:: Requirement ::
Reproduce the records below exactly as they appear, omitting any pictures they contain.

:: Material to process ::

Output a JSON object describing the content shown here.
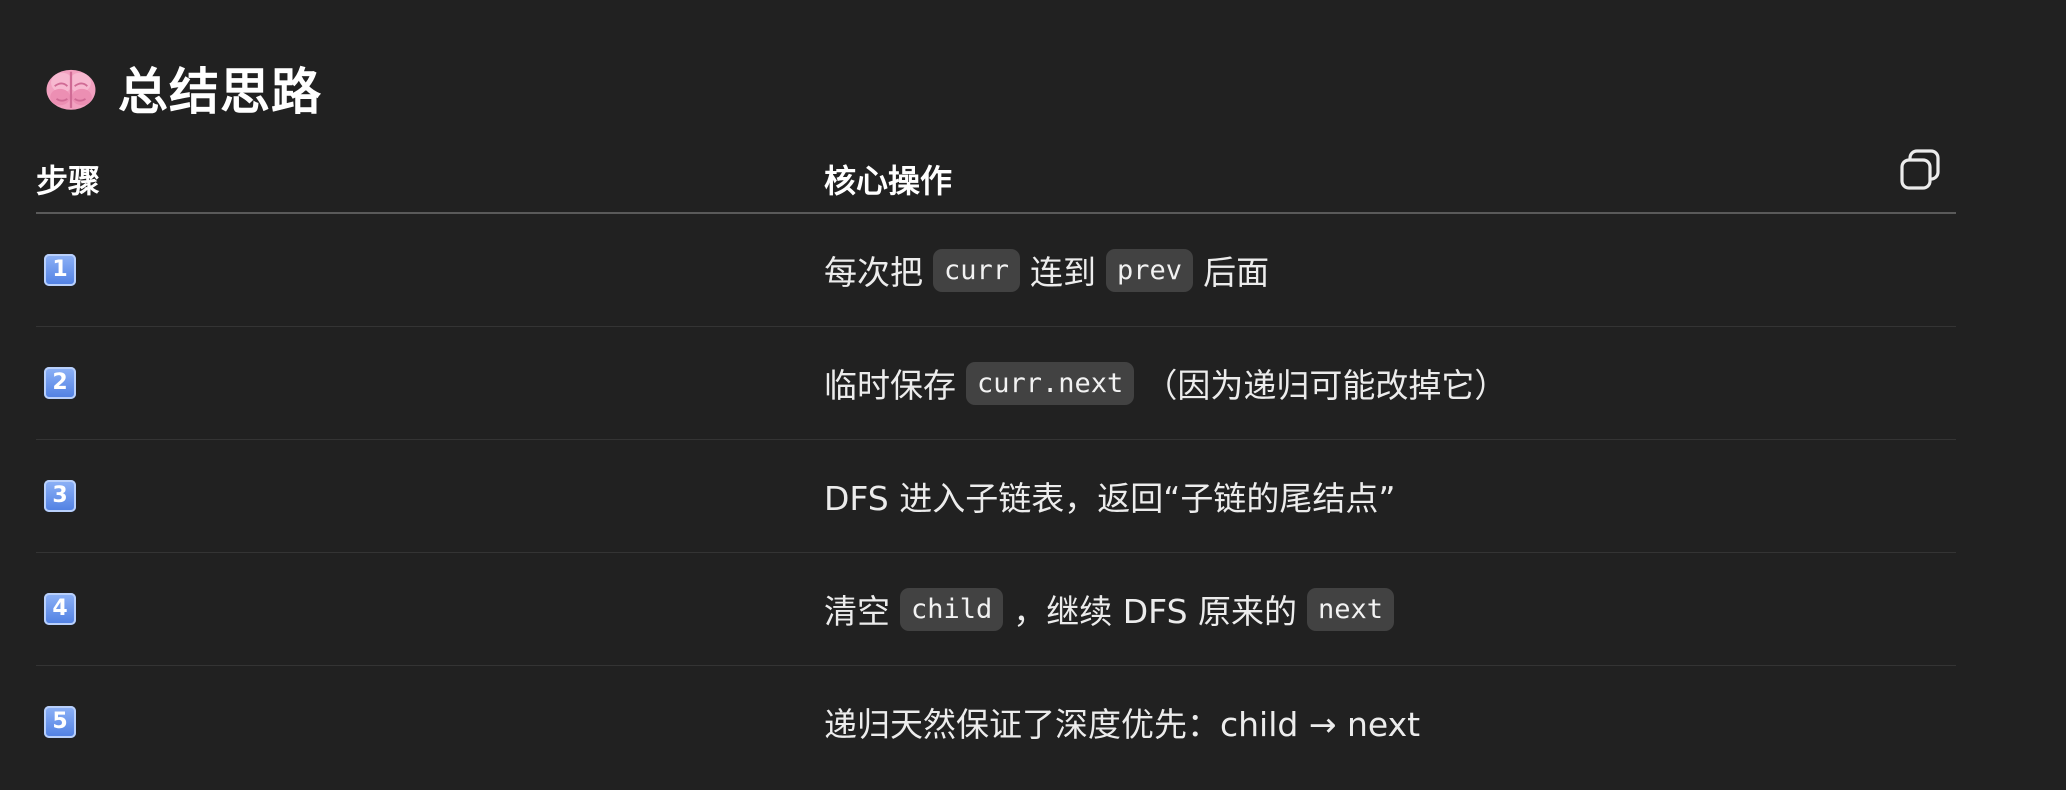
{
  "heading": {
    "icon": "brain-icon",
    "title": "总结思路"
  },
  "table": {
    "headers": {
      "step": "步骤",
      "op": "核心操作"
    },
    "copy_icon": "copy-icon",
    "rows": [
      {
        "step": "1",
        "parts": [
          "每次把",
          "curr",
          "连到",
          "prev",
          "后面"
        ]
      },
      {
        "step": "2",
        "parts": [
          "临时保存",
          "curr.next",
          "（因为递归可能改掉它）"
        ]
      },
      {
        "step": "3",
        "parts": [
          "DFS 进入子链表，返回“子链的尾结点”"
        ]
      },
      {
        "step": "4",
        "parts": [
          "清空",
          "child",
          "，继续 DFS 原来的",
          "next"
        ]
      },
      {
        "step": "5",
        "parts": [
          "递归天然保证了深度优先：child → next"
        ]
      }
    ]
  }
}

:: Final result ::
Output a JSON object describing the content shown here.
{
  "heading": {
    "icon": "brain-icon",
    "title": "总结思路"
  },
  "table": {
    "headers": {
      "step": "步骤",
      "op": "核心操作"
    },
    "copy_icon": "copy-icon",
    "rows": [
      {
        "step": "1",
        "parts": [
          "每次把",
          "curr",
          "连到",
          "prev",
          "后面"
        ]
      },
      {
        "step": "2",
        "parts": [
          "临时保存",
          "curr.next",
          "（因为递归可能改掉它）"
        ]
      },
      {
        "step": "3",
        "parts": [
          "DFS 进入子链表，返回“子链的尾结点”"
        ]
      },
      {
        "step": "4",
        "parts": [
          "清空",
          "child",
          "，继续 DFS 原来的",
          "next"
        ]
      },
      {
        "step": "5",
        "parts": [
          "递归天然保证了深度优先：child → next"
        ]
      }
    ]
  }
}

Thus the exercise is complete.